BEGIN

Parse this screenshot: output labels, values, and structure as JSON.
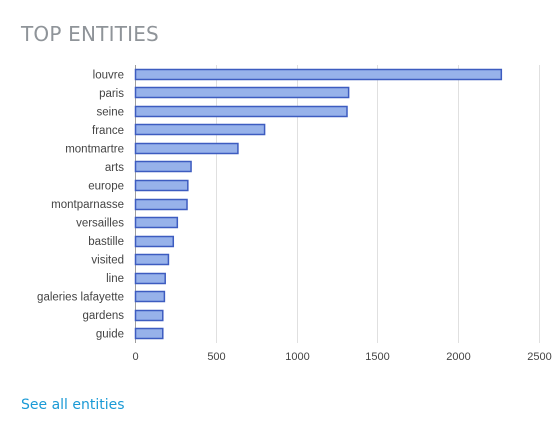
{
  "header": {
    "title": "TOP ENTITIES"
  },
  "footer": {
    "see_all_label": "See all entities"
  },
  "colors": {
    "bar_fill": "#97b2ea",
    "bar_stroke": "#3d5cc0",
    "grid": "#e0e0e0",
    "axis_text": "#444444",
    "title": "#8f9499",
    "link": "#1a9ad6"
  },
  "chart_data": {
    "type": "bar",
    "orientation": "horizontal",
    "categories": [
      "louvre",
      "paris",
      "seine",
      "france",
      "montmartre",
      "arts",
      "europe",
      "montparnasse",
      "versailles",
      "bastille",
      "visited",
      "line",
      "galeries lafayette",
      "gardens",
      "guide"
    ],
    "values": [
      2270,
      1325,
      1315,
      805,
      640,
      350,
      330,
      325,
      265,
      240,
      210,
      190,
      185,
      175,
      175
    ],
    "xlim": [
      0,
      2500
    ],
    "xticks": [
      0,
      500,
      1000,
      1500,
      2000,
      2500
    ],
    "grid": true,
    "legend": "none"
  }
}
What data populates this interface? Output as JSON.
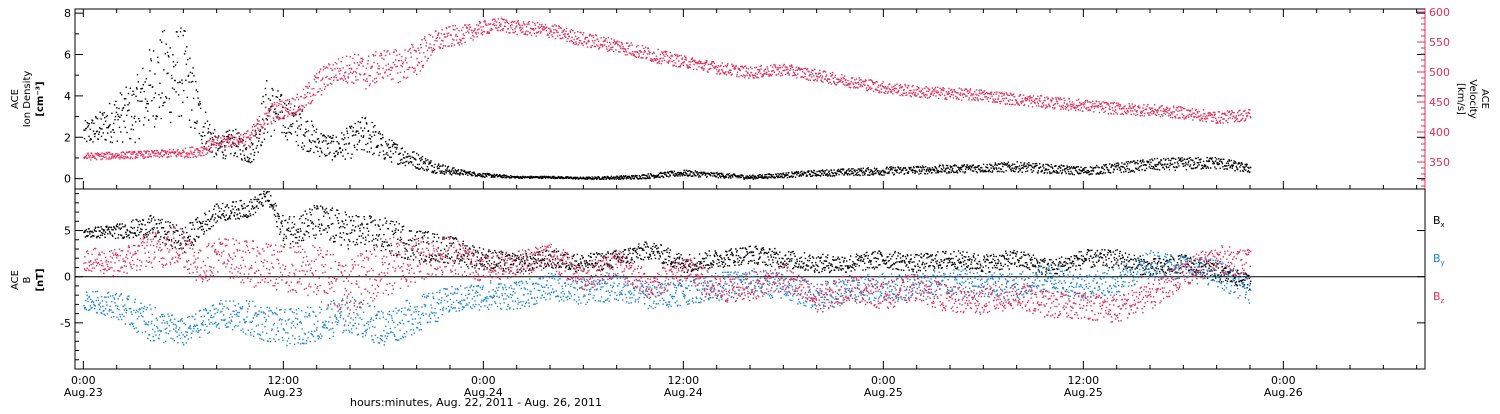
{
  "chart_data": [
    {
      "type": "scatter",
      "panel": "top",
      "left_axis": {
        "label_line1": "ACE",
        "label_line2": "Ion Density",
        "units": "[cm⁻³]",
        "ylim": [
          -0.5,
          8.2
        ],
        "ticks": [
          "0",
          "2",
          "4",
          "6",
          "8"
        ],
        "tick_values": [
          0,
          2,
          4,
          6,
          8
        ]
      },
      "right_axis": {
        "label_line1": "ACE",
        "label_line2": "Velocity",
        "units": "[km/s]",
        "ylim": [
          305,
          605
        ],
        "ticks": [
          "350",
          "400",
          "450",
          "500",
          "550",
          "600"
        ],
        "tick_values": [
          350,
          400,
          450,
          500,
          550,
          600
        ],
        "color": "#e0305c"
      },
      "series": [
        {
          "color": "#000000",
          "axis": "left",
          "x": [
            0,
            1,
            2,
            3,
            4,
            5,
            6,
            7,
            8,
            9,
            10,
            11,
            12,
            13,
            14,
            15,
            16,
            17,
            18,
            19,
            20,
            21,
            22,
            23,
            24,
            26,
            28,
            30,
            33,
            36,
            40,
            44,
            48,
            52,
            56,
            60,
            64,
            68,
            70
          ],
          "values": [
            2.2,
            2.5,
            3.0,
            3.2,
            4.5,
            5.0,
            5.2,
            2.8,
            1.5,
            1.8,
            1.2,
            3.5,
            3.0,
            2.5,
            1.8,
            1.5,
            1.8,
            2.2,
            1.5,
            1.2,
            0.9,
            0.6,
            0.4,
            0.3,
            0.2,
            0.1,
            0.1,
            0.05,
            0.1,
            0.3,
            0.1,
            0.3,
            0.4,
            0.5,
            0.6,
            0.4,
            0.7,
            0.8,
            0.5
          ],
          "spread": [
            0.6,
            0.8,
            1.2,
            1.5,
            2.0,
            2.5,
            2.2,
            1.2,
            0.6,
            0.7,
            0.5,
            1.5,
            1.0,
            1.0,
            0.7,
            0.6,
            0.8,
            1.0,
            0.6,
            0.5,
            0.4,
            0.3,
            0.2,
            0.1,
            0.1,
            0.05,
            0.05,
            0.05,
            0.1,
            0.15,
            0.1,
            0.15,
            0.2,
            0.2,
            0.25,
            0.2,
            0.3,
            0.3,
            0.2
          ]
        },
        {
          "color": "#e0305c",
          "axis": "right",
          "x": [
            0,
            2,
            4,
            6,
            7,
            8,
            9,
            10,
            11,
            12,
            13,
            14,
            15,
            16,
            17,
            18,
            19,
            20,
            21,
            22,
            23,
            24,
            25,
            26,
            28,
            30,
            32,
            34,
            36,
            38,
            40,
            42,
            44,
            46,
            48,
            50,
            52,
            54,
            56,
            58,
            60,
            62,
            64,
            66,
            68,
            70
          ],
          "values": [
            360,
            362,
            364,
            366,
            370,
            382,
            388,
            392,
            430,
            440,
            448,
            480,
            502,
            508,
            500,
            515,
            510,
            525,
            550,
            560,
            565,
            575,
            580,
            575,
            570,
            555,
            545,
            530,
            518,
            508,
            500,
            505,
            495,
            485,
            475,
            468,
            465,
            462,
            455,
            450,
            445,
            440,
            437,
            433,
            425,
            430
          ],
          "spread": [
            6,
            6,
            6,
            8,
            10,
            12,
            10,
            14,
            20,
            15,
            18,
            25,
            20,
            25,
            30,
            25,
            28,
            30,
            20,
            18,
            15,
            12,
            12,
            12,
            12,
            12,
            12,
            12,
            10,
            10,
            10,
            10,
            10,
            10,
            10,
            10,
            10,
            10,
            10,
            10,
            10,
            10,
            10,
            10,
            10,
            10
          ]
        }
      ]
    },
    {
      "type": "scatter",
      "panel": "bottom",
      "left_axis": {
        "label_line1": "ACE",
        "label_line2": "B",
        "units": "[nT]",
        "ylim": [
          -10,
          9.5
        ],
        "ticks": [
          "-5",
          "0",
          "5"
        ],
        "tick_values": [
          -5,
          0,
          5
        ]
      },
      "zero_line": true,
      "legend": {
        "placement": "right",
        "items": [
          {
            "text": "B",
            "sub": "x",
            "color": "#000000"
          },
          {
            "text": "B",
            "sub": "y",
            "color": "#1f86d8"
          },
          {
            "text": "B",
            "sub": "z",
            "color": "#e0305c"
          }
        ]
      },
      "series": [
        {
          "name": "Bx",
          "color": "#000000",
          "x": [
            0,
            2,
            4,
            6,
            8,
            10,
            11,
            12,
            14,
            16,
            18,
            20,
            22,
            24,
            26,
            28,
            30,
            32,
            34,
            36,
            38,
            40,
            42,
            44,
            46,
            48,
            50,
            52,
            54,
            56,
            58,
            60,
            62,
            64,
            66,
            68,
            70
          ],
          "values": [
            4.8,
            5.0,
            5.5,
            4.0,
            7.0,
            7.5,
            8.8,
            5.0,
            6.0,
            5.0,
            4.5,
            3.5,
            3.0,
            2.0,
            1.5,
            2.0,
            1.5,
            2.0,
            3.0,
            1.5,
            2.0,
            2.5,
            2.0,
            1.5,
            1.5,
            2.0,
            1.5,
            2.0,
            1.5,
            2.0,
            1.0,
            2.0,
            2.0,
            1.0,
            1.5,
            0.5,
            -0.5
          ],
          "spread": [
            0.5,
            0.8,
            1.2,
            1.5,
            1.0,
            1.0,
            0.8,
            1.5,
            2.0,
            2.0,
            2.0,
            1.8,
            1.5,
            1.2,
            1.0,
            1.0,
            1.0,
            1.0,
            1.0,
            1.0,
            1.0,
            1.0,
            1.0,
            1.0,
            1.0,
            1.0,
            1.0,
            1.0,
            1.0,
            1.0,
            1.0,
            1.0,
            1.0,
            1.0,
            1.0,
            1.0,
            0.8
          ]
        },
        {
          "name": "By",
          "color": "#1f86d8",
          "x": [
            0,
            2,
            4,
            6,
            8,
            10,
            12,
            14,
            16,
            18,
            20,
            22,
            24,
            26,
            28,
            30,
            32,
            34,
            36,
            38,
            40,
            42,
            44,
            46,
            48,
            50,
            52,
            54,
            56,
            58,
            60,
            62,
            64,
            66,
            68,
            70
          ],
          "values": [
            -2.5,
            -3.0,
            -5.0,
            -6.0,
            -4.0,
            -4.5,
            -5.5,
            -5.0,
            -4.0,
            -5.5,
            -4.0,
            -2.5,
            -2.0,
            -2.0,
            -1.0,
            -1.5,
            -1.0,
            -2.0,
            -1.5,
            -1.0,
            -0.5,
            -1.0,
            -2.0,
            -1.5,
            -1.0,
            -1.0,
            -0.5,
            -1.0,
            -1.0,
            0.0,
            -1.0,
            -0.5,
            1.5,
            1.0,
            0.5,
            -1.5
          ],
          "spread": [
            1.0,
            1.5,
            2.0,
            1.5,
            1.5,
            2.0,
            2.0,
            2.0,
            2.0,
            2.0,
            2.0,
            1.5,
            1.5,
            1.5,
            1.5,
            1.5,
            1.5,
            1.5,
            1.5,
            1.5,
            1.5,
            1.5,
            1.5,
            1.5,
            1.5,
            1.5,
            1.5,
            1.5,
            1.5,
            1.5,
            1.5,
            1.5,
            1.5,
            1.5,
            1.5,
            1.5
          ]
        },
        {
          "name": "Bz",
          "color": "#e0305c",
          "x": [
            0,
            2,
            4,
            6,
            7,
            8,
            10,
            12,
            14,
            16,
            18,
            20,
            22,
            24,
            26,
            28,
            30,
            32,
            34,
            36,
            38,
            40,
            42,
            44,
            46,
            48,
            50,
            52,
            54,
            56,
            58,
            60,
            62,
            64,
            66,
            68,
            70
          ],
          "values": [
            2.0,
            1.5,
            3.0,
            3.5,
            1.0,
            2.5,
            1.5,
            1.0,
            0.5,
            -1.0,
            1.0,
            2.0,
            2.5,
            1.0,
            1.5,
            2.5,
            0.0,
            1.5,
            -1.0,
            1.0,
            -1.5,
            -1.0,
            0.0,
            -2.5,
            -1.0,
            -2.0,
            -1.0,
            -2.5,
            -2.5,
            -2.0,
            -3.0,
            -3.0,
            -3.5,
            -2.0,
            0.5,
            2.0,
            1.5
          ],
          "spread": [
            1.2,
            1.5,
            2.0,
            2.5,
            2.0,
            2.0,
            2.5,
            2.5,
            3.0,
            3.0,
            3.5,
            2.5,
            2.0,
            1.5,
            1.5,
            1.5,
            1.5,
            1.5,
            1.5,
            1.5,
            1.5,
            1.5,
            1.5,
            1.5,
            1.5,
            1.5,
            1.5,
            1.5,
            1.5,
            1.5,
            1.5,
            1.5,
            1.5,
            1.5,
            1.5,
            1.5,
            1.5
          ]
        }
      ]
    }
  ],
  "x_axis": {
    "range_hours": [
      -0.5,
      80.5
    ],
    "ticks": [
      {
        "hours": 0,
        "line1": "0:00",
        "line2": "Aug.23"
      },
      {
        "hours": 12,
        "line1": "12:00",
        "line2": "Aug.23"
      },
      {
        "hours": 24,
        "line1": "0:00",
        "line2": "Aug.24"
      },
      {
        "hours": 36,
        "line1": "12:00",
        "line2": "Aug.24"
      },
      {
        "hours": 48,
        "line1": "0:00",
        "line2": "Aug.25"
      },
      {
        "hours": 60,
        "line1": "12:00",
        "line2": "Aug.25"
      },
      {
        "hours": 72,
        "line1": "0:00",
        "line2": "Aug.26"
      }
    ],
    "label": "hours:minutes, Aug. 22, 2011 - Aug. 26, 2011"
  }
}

END

# [DESCRIPTION OF THE TASK]
List every line above that holds the word "JSON".

# [TASK RESPONSE]
Parse this screenshot: output labels, values, and structure as JSON.
What data populates this interface? Output as JSON.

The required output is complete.